▶ [What you are asked to do] Filter the records for lines holding the string "eficaz".

Collection entries:
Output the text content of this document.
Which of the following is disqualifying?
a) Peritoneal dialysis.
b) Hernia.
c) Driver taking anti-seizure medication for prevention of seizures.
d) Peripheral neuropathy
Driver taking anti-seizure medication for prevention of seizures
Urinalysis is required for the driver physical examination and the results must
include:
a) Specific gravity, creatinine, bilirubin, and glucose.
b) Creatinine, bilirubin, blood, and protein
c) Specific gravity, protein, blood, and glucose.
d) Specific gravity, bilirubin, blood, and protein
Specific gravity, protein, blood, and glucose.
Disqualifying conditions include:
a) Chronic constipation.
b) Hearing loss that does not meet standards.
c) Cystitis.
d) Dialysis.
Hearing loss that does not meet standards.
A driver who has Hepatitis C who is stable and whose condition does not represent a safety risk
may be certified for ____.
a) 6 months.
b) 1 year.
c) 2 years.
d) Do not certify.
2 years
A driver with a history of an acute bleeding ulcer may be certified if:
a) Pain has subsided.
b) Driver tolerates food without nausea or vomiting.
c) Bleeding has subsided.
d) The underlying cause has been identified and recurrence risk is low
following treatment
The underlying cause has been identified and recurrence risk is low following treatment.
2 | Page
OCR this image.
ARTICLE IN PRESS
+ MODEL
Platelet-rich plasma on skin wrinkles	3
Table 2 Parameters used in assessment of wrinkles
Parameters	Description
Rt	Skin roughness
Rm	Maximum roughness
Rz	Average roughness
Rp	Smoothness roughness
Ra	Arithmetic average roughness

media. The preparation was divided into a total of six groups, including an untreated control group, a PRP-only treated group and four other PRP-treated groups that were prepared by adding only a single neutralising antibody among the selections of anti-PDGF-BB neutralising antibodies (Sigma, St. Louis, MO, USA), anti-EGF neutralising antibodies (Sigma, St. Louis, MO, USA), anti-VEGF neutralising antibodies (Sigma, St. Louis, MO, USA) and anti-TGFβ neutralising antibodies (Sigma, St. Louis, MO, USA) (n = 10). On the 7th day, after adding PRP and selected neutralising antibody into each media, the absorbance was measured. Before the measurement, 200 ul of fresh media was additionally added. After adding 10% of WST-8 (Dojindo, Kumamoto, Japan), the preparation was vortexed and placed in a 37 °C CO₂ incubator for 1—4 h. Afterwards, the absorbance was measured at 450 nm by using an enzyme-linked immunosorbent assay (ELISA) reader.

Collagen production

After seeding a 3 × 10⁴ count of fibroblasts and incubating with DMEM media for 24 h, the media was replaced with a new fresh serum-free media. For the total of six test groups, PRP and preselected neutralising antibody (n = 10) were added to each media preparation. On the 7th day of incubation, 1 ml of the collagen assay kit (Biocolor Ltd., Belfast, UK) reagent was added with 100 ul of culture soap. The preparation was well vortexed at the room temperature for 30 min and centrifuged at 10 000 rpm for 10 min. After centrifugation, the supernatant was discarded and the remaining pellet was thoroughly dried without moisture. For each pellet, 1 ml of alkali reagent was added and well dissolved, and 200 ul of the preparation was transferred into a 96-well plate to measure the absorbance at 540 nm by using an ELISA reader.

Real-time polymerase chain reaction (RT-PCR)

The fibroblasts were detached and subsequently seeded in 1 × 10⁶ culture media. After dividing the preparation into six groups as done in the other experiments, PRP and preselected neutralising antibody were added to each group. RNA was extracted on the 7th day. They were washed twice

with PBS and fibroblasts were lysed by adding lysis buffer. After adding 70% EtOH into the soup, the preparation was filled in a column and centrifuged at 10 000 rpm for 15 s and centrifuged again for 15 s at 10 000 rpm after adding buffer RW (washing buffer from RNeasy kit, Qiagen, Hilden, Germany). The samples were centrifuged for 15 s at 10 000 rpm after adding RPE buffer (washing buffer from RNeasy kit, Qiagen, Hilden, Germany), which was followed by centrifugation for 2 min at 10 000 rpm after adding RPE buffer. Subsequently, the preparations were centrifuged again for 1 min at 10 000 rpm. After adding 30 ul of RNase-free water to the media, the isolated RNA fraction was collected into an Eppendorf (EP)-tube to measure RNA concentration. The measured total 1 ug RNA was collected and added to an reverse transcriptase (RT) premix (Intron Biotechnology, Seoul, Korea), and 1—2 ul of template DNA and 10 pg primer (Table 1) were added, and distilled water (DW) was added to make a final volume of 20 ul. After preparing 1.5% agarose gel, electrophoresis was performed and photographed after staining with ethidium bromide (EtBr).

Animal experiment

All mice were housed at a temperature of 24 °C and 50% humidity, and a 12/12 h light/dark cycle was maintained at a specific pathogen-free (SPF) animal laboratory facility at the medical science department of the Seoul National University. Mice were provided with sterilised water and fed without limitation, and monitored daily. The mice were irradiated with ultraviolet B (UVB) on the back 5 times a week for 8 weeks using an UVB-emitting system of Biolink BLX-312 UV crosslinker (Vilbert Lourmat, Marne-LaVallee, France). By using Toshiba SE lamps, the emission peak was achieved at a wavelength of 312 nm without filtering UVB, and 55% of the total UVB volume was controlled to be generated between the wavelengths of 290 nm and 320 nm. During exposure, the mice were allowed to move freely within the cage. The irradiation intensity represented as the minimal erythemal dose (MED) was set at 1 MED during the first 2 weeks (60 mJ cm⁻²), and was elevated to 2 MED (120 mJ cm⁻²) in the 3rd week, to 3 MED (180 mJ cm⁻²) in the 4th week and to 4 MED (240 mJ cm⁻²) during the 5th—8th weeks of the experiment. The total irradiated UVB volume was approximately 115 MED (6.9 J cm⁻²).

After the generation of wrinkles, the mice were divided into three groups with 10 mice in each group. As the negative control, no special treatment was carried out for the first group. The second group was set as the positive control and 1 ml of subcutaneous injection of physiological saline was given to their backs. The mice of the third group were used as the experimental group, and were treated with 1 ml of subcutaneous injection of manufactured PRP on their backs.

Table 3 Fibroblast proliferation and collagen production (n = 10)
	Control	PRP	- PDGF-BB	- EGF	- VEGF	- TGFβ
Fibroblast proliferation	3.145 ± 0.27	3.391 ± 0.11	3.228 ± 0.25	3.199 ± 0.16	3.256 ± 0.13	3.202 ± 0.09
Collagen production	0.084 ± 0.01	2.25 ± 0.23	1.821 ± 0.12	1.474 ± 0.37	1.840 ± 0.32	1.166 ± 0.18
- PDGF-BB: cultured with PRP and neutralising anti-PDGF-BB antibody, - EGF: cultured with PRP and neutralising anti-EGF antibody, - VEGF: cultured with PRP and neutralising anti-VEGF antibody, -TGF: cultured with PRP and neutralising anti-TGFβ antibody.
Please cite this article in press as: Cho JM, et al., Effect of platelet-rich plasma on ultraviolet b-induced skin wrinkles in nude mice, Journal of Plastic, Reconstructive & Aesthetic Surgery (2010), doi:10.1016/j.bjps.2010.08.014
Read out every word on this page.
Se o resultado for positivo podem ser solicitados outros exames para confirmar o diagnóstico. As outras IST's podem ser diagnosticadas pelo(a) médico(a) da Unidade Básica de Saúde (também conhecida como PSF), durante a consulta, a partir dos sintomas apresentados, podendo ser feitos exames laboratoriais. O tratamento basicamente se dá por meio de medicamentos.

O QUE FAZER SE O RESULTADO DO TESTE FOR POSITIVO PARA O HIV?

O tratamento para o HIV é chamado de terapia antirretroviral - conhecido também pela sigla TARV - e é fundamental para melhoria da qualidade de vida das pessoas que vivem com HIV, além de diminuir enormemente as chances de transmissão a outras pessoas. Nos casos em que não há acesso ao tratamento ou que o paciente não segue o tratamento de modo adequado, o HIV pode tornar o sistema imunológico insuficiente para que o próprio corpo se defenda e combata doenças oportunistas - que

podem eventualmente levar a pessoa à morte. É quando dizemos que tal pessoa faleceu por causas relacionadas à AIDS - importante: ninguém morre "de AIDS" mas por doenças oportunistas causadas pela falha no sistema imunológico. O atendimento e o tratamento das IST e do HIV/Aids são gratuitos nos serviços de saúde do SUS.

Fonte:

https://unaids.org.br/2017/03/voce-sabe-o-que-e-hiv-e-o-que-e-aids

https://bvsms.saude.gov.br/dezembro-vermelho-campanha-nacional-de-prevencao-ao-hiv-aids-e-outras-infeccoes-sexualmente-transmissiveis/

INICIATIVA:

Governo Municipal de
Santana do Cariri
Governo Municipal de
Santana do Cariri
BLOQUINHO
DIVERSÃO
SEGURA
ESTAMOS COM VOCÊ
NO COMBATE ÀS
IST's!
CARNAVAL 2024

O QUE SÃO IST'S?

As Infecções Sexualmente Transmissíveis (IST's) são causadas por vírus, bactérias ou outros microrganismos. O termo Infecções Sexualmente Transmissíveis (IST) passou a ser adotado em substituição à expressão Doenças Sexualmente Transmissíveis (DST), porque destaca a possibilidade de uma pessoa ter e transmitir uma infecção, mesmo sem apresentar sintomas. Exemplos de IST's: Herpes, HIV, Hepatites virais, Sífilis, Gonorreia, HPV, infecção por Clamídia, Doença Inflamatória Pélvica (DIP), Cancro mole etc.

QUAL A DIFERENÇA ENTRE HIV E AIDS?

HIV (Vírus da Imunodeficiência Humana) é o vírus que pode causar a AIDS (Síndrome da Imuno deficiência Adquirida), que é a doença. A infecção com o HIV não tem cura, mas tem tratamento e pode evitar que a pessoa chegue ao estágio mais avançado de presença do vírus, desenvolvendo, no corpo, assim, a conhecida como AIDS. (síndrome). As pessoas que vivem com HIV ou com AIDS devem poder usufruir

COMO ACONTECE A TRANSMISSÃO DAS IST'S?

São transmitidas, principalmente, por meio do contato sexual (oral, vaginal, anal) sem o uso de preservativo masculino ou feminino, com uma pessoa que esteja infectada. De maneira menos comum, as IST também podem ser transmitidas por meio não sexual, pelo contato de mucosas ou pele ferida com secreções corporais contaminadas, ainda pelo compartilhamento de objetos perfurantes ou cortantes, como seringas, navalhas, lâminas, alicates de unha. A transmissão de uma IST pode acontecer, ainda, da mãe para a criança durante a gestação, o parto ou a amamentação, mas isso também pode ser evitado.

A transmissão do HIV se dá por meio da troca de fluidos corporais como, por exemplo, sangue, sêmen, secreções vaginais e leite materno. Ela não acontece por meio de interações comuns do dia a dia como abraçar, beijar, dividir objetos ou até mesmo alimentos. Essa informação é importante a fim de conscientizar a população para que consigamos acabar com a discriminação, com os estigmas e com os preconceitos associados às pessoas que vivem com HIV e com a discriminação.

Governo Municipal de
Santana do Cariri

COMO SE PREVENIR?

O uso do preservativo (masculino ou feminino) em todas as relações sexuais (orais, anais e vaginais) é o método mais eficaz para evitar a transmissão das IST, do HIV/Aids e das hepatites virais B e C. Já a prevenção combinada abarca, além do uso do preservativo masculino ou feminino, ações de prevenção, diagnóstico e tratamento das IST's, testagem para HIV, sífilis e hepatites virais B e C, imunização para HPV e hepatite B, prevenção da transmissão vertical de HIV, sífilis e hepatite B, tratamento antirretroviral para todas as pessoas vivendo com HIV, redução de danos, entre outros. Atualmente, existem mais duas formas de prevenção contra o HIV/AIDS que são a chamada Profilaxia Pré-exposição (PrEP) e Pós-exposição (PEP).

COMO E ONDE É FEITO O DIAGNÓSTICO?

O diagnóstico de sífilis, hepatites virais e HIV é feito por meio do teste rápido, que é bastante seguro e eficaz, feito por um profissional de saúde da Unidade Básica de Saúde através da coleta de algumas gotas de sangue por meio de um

▶ [Completed exercise]
O uso do preservativo (masculino ou feminino) em todas as relações sexuais (orais, anais e vaginais) é o método mais eficaz para evitar a transmissão das IST, do HIV/Aids e das hepatites virais B e C. Já a prevenção combinada abarca, além do uso do preservativo masculino ou feminino, ações de prevenção, diagnóstico e tratamento das IST's, testagem para HIV, sífilis e hepatites virais B e C, imunização para HPV e hepatite B, prevenção da transmissão vertical de HIV, sífilis e hepatite B, tratamento antirretroviral para todas as pessoas vivendo com HIV, redução de danos, entre outros. Atualmente, existem mais duas formas de prevenção contra o HIV/AIDS que são a chamada Profilaxia Pré-exposição (PrEP) e Pós-exposição (PEP).
O diagnóstico de sífilis, hepatites virais e HIV é feito por meio do teste rápido, que é bastante seguro e eficaz, feito por um profissional de saúde da Unidade Básica de Saúde através da coleta de algumas gotas de sangue por meio de um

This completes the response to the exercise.